● Material shown:
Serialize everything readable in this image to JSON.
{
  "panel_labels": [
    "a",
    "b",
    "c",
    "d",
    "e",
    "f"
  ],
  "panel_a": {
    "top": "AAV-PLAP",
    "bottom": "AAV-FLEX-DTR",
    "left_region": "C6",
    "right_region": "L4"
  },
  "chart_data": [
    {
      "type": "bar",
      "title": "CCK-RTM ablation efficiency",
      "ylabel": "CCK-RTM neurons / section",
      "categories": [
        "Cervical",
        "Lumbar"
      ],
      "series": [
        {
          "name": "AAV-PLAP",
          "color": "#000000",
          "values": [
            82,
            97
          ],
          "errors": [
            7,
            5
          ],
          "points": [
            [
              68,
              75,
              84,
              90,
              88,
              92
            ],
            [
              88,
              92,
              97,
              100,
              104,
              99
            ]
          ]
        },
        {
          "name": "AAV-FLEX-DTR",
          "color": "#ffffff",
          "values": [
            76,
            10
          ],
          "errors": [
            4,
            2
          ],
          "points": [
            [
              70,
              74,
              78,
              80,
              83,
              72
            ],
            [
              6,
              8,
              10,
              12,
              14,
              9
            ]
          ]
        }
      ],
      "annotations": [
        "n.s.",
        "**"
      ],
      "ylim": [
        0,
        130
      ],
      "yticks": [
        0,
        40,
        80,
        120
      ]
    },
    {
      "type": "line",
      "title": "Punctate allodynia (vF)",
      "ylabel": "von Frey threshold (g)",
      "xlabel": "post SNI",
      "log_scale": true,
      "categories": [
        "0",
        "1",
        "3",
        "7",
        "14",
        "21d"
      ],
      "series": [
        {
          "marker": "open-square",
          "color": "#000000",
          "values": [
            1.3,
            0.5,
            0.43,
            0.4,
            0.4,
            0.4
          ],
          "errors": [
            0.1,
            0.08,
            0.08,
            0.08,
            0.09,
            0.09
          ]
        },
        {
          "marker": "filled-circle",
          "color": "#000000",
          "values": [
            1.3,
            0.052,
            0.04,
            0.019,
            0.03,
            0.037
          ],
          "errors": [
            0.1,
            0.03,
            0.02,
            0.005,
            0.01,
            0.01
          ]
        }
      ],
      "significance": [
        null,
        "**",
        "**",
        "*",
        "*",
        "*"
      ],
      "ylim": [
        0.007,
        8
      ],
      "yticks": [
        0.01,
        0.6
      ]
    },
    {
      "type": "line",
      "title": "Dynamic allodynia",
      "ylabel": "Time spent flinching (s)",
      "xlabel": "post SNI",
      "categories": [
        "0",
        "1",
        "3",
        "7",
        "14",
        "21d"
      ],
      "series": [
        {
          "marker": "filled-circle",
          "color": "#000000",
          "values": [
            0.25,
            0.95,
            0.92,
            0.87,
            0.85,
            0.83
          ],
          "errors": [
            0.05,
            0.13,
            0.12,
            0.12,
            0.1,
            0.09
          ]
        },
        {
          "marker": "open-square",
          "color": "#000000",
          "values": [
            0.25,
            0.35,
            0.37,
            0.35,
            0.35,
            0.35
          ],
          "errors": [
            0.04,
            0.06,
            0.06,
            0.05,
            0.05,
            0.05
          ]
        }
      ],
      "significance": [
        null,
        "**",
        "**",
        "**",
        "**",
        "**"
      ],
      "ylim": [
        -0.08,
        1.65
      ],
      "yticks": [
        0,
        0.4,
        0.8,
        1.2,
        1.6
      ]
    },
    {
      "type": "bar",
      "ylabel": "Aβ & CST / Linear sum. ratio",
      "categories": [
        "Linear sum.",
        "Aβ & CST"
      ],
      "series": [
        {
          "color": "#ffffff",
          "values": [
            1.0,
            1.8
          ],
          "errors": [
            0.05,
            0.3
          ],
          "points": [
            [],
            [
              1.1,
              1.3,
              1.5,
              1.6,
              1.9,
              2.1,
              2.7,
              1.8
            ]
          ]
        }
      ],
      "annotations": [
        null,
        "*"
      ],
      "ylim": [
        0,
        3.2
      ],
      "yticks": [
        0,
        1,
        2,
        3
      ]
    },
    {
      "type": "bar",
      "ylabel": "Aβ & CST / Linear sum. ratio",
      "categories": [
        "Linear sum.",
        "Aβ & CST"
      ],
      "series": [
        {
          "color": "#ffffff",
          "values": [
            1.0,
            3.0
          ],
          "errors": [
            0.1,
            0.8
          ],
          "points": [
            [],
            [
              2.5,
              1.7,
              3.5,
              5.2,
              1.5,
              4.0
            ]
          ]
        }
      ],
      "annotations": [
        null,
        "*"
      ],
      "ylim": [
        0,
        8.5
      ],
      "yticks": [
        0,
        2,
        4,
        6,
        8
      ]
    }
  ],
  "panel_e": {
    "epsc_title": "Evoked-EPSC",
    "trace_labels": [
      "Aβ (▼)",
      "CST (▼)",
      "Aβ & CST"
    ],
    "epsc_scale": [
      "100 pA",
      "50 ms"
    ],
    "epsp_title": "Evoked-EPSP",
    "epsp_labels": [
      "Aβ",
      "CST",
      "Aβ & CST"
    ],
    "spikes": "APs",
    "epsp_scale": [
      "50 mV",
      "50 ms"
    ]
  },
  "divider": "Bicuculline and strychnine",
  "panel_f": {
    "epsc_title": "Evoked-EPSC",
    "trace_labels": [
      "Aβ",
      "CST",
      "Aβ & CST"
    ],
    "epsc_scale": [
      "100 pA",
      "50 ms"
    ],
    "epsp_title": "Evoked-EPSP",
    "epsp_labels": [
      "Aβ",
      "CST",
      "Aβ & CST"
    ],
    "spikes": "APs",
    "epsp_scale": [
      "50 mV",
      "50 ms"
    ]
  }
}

--

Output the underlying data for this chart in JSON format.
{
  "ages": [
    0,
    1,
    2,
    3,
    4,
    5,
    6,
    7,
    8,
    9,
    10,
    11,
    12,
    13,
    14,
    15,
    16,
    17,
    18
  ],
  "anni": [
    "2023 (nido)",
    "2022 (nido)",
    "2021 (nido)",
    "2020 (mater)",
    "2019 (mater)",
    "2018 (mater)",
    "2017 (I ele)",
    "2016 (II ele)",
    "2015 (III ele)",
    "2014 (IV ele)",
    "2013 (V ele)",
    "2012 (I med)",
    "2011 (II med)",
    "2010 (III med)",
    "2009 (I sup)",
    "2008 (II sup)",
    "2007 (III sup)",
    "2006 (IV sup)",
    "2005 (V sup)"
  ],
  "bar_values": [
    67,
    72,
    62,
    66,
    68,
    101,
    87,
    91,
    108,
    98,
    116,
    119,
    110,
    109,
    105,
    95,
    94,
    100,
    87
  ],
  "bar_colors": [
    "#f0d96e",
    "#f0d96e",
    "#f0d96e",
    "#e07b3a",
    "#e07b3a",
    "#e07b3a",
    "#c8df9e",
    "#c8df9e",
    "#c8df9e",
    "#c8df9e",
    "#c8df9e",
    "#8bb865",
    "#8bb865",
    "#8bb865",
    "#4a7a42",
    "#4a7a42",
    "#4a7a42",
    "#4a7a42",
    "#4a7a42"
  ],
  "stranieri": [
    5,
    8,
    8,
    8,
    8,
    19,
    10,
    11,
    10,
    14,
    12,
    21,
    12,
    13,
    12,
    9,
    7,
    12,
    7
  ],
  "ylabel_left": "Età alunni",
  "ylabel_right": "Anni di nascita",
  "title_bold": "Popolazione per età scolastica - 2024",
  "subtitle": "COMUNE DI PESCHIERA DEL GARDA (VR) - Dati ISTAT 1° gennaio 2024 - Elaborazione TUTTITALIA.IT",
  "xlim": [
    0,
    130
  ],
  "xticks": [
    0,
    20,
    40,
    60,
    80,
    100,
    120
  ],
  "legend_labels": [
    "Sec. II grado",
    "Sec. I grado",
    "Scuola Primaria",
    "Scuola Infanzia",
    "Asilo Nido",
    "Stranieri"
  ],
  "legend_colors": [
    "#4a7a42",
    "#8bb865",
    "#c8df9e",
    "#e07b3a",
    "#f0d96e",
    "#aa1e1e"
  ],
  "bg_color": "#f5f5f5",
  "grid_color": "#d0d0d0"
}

● Written task:
Read the entries and pick out all lines that include the word "this".

● Task output:
Serialize everything readable in this image to JSON.
Output the underlying data for this chart in JSON format.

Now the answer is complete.